=== Stated goal ===
Give the records back in full, exactly as they read.

=== Figure contents as structured data ===
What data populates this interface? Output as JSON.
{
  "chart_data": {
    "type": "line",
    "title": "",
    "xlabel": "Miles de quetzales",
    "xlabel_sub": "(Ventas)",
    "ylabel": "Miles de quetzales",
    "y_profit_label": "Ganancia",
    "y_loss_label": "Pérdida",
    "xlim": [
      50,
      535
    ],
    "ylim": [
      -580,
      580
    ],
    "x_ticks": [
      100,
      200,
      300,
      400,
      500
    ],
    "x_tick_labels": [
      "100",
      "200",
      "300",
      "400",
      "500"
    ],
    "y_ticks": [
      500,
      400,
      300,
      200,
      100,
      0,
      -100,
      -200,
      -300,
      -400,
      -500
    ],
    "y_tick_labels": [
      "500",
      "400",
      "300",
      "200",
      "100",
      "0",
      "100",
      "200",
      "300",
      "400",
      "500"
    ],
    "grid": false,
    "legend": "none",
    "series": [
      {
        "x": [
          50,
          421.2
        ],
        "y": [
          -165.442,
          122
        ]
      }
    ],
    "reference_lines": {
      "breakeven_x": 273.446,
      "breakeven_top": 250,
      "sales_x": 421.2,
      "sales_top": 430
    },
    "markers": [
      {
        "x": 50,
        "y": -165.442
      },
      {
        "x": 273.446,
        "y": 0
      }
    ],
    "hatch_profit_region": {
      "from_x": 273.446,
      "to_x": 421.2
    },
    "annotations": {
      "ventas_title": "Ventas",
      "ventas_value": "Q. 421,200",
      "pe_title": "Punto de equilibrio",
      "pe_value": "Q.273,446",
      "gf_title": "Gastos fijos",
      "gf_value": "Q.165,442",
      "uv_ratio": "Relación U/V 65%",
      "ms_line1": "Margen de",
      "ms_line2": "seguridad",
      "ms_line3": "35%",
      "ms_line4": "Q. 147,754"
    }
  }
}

=== Full response ===
What data populates this interface? Output as JSON.
{
  "chart_data": {
    "type": "line",
    "title": "",
    "xlabel": "Miles de quetzales",
    "xlabel_sub": "(Ventas)",
    "ylabel": "Miles de quetzales",
    "y_profit_label": "Ganancia",
    "y_loss_label": "Pérdida",
    "xlim": [
      50,
      535
    ],
    "ylim": [
      -580,
      580
    ],
    "x_ticks": [
      100,
      200,
      300,
      400,
      500
    ],
    "x_tick_labels": [
      "100",
      "200",
      "300",
      "400",
      "500"
    ],
    "y_ticks": [
      500,
      400,
      300,
      200,
      100,
      0,
      -100,
      -200,
      -300,
      -400,
      -500
    ],
    "y_tick_labels": [
      "500",
      "400",
      "300",
      "200",
      "100",
      "0",
      "100",
      "200",
      "300",
      "400",
      "500"
    ],
    "grid": false,
    "legend": "none",
    "series": [
      {
        "x": [
          50,
          421.2
        ],
        "y": [
          -165.442,
          122
        ]
      }
    ],
    "reference_lines": {
      "breakeven_x": 273.446,
      "breakeven_top": 250,
      "sales_x": 421.2,
      "sales_top": 430
    },
    "markers": [
      {
        "x": 50,
        "y": -165.442
      },
      {
        "x": 273.446,
        "y": 0
      }
    ],
    "hatch_profit_region": {
      "from_x": 273.446,
      "to_x": 421.2
    },
    "annotations": {
      "ventas_title": "Ventas",
      "ventas_value": "Q. 421,200",
      "pe_title": "Punto de equilibrio",
      "pe_value": "Q.273,446",
      "gf_title": "Gastos fijos",
      "gf_value": "Q.165,442",
      "uv_ratio": "Relación U/V 65%",
      "ms_line1": "Margen de",
      "ms_line2": "seguridad",
      "ms_line3": "35%",
      "ms_line4": "Q. 147,754"
    }
  }
}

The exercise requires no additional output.